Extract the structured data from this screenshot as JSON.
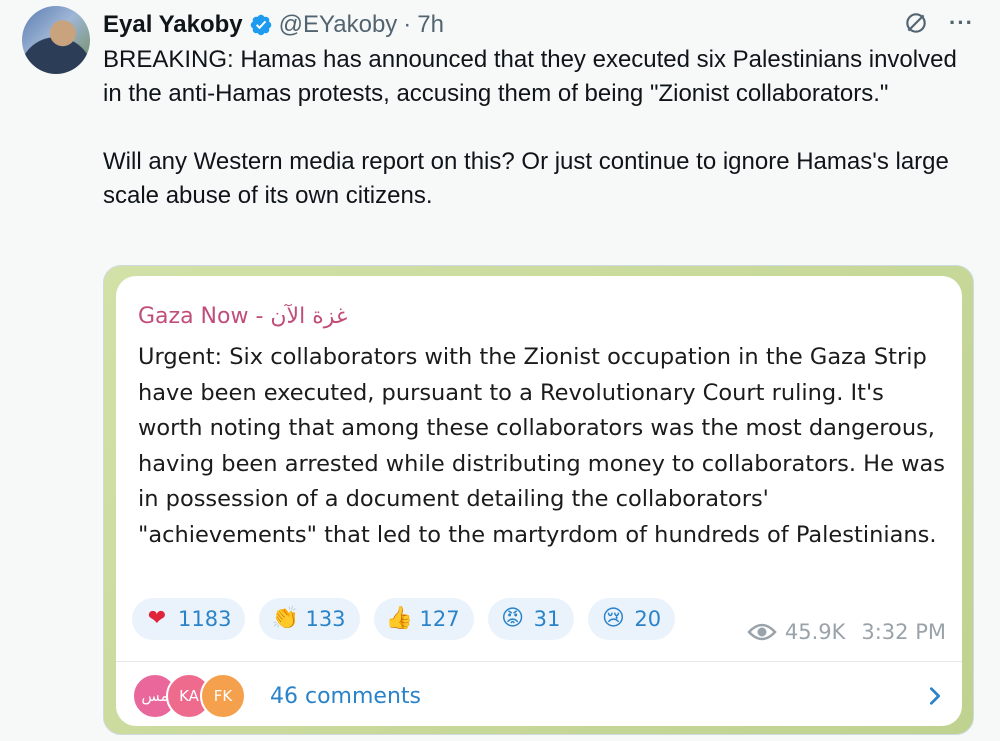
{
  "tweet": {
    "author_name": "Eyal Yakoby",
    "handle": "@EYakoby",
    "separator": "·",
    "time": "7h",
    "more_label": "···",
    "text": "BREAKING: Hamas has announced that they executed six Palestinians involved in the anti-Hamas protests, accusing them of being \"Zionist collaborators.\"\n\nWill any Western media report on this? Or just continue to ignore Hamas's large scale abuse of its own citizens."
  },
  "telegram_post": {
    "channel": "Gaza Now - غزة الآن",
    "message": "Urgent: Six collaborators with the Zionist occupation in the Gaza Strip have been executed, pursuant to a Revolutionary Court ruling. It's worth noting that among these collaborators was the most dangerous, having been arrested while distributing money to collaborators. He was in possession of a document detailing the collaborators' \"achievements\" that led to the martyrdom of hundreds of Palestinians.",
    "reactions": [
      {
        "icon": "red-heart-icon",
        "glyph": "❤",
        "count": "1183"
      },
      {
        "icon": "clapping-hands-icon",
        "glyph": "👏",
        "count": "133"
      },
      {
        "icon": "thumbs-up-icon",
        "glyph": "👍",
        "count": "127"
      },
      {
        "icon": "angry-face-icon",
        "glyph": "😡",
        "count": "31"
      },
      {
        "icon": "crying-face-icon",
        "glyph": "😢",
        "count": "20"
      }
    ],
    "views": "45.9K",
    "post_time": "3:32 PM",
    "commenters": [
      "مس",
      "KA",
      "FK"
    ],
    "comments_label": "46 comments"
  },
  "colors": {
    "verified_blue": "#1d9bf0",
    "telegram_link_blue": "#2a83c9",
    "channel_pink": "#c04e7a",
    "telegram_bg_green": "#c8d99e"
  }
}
---
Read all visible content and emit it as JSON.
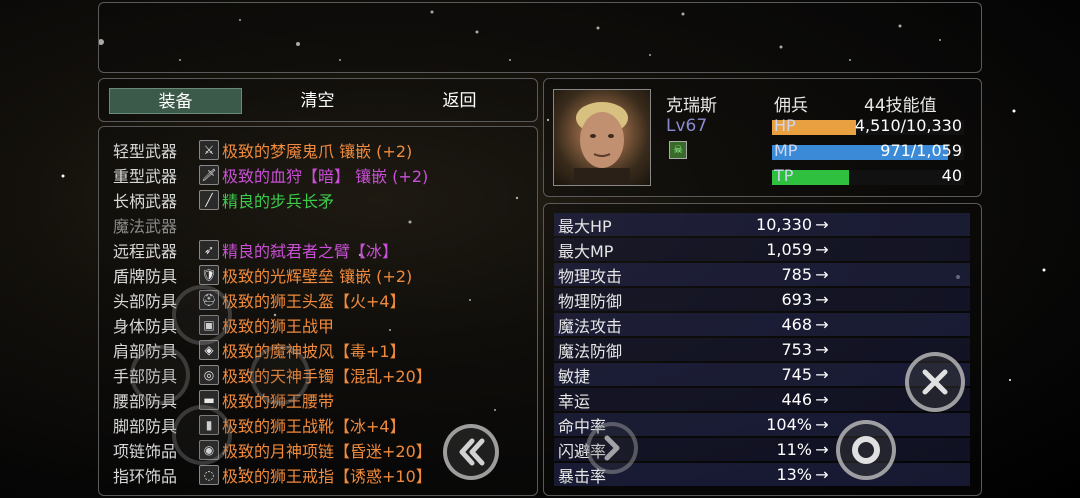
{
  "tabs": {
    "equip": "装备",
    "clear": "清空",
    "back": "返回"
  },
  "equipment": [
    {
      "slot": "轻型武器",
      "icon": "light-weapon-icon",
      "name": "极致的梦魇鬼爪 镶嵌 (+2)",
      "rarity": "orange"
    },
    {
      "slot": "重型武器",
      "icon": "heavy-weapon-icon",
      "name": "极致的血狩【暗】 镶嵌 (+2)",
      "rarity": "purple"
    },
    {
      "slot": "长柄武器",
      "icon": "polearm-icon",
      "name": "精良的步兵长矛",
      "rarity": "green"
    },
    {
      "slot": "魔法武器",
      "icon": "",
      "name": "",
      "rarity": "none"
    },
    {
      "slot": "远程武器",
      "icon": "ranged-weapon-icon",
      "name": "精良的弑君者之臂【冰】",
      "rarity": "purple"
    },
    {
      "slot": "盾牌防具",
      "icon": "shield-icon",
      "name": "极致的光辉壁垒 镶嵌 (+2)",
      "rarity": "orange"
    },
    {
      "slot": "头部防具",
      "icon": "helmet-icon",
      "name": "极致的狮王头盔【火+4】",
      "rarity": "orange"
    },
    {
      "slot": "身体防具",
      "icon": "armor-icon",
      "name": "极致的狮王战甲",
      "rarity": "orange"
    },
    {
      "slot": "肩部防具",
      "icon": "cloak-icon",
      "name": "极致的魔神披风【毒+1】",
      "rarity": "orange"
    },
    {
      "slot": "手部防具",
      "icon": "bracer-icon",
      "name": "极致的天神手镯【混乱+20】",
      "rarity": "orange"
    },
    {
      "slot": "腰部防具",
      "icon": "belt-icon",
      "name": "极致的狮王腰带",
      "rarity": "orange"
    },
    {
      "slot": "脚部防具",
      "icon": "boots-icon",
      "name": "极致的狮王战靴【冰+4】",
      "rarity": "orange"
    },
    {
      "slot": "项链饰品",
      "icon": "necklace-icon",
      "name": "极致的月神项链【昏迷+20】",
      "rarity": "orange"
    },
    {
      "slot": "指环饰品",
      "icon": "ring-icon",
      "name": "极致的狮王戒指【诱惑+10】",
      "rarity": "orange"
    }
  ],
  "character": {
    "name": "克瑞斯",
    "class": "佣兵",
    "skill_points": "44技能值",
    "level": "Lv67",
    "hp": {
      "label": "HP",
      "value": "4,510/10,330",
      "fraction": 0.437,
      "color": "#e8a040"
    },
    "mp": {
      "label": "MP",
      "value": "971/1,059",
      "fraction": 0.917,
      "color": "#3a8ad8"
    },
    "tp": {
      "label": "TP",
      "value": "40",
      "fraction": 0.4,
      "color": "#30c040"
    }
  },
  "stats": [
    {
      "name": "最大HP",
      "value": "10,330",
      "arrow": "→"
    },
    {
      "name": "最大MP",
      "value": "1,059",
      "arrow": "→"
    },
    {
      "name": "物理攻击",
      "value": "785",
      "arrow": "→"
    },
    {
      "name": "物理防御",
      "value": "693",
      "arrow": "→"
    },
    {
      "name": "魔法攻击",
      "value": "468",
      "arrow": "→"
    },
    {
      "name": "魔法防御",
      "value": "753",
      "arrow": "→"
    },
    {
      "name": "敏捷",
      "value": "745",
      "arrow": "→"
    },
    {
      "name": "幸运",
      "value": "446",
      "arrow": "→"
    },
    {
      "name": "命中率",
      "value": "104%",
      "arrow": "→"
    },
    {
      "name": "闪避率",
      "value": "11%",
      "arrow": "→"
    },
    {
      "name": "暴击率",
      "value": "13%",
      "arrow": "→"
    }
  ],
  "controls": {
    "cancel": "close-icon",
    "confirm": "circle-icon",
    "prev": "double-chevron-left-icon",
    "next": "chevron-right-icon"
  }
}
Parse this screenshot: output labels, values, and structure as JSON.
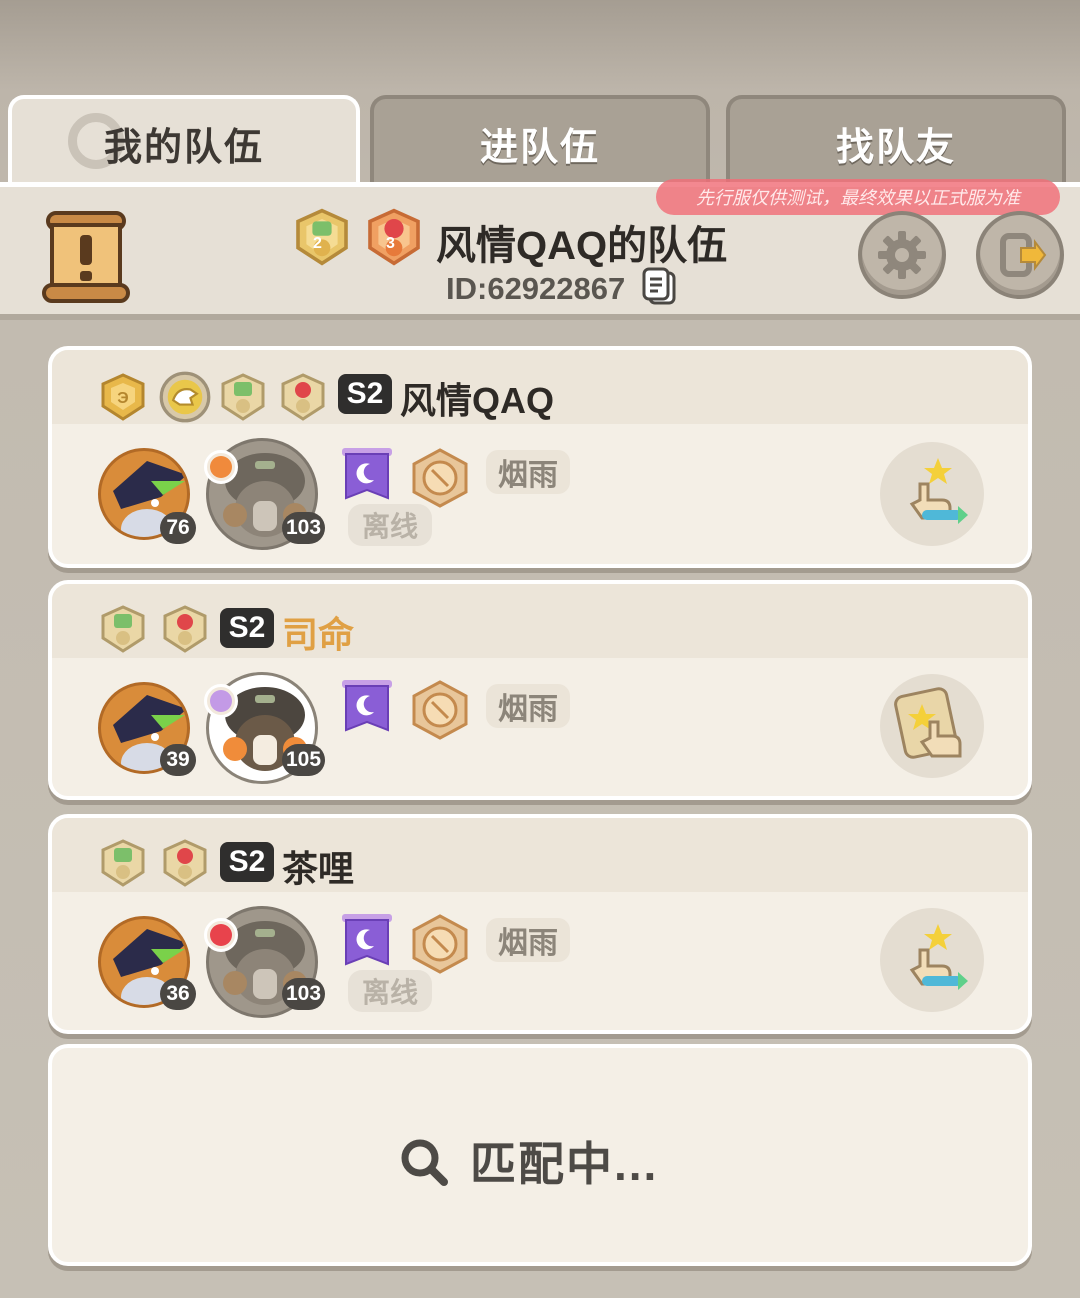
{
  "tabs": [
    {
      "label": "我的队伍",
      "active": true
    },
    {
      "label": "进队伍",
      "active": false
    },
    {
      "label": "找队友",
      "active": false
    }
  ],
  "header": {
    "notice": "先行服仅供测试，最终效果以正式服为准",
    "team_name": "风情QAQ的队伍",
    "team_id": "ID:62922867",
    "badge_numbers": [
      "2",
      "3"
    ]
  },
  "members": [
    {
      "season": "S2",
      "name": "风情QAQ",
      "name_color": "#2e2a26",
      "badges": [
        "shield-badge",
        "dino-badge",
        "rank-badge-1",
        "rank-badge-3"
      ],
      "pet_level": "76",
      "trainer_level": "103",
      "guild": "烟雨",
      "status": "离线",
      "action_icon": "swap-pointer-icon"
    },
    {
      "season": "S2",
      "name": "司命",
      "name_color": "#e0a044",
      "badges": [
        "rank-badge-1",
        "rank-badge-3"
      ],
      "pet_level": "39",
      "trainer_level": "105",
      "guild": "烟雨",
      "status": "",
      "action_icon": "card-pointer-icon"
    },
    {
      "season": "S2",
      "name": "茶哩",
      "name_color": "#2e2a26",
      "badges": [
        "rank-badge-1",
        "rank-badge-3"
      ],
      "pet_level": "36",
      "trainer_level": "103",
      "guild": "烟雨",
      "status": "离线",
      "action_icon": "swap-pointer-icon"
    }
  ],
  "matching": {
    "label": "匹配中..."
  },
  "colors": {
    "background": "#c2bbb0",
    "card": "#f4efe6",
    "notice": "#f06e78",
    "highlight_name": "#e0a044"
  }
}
...
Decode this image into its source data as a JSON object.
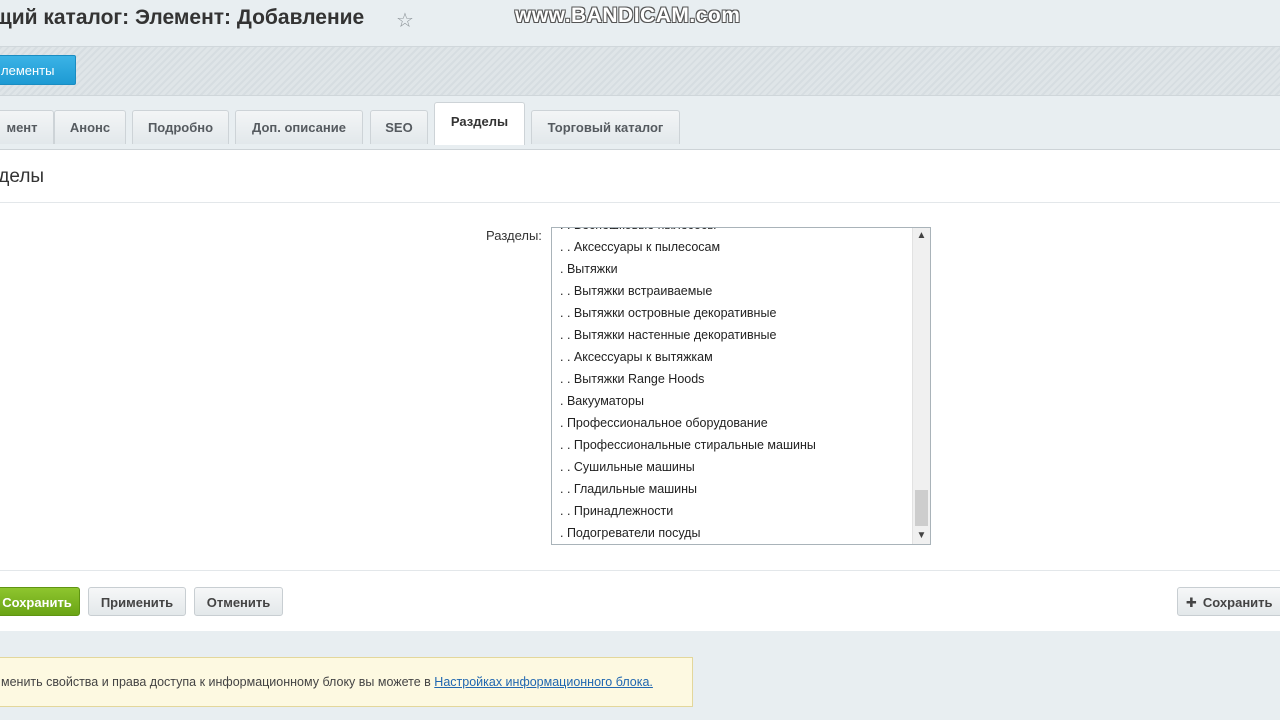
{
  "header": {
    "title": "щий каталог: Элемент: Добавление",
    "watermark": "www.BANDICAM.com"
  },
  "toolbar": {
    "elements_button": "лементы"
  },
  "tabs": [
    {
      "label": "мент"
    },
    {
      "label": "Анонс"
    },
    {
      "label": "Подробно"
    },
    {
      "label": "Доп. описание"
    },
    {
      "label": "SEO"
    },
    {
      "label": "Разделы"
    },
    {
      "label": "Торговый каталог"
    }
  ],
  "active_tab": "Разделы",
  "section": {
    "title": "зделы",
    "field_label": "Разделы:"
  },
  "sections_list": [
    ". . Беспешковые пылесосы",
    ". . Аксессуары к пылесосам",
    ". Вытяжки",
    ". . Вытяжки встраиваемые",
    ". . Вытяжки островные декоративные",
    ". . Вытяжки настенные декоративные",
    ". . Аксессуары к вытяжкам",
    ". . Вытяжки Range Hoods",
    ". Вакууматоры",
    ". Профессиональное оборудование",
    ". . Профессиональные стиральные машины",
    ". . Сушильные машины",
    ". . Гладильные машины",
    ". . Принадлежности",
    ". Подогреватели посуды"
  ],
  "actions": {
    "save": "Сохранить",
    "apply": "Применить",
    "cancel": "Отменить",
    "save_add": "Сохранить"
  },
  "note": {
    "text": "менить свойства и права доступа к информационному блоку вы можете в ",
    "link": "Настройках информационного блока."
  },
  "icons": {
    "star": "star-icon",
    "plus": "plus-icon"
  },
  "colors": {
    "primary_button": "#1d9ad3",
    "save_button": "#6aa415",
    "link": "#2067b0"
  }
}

◆ **WHAT YOU SHOULD DO**: Your answer should be only the number of lines that hold the word "text".

◆ **WRITTEN SOLUTION**: 2